(AIM): An exact copy of all the data is required, with pictures left out.

[Stored data]
▬▬▬▬▬▬

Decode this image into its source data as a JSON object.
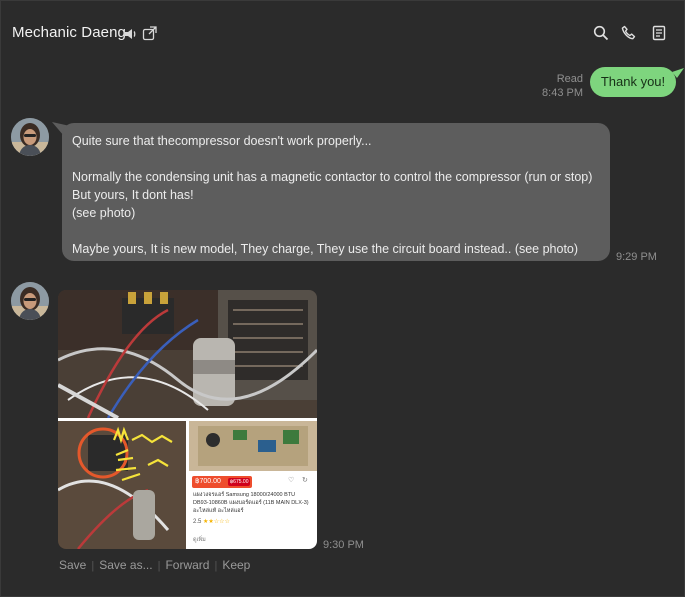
{
  "header": {
    "title": "Mechanic Daeng",
    "more_glyph": "⋮",
    "icons": [
      "speaker-icon",
      "popout-icon",
      "search-icon",
      "phone-icon",
      "notes-icon"
    ]
  },
  "messages": {
    "outgoing": {
      "text": "Thank you!",
      "read_label": "Read",
      "time": "8:43 PM"
    },
    "incoming_text": {
      "lines": [
        "Quite sure that thecompressor doesn't work properly...",
        "",
        "Normally the condensing unit has a magnetic contactor to control the compressor (run or stop)",
        "But yours, It dont has!",
        "(see photo)",
        "",
        "Maybe yours, It is new model, They charge, They use the circuit board instead.. (see photo)"
      ],
      "time": "9:29 PM"
    },
    "incoming_photo": {
      "time": "9:30 PM",
      "handwritten_annotation": "MAGNETIC CONTACTOR",
      "listing": {
        "price": "฿700.00",
        "discount_badge": "฿675.00",
        "product_text": "แผงวงจรแอร์ Samsung 18000/24000 BTU DB93-10860B แผงบอร์ดแอร์ (11B MAIN DLX-3) อะไหล่แท้ อะไหล่แอร์",
        "rating": "2.5",
        "footer": "ดูเพิ่ม"
      }
    }
  },
  "actions": {
    "save": "Save",
    "save_as": "Save as...",
    "forward": "Forward",
    "keep": "Keep",
    "separator": "|"
  },
  "colors": {
    "background": "#2b2b2b",
    "outgoing_bubble": "#7ed57e",
    "incoming_bubble": "#5d5d5d",
    "meta_text": "#8f8f8f"
  }
}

▬▬▬▬▬▬

(WRITTEN SOLUTION):
Decode this image into its source data as a JSON object.
{
  "header": {
    "title": "Mechanic Daeng",
    "more_glyph": "⋮",
    "icons": [
      "speaker-icon",
      "popout-icon",
      "search-icon",
      "phone-icon",
      "notes-icon"
    ]
  },
  "messages": {
    "outgoing": {
      "text": "Thank you!",
      "read_label": "Read",
      "time": "8:43 PM"
    },
    "incoming_text": {
      "lines": [
        "Quite sure that thecompressor doesn't work properly...",
        "",
        "Normally the condensing unit has a magnetic contactor to control the compressor (run or stop)",
        "But yours, It dont has!",
        "(see photo)",
        "",
        "Maybe yours, It is new model, They charge, They use the circuit board instead.. (see photo)"
      ],
      "time": "9:29 PM"
    },
    "incoming_photo": {
      "time": "9:30 PM",
      "handwritten_annotation": "MAGNETIC CONTACTOR",
      "listing": {
        "price": "฿700.00",
        "discount_badge": "฿675.00",
        "product_text": "แผงวงจรแอร์ Samsung 18000/24000 BTU DB93-10860B แผงบอร์ดแอร์ (11B MAIN DLX-3) อะไหล่แท้ อะไหล่แอร์",
        "rating": "2.5",
        "footer": "ดูเพิ่ม"
      }
    }
  },
  "actions": {
    "save": "Save",
    "save_as": "Save as...",
    "forward": "Forward",
    "keep": "Keep",
    "separator": "|"
  },
  "colors": {
    "background": "#2b2b2b",
    "outgoing_bubble": "#7ed57e",
    "incoming_bubble": "#5d5d5d",
    "meta_text": "#8f8f8f"
  }
}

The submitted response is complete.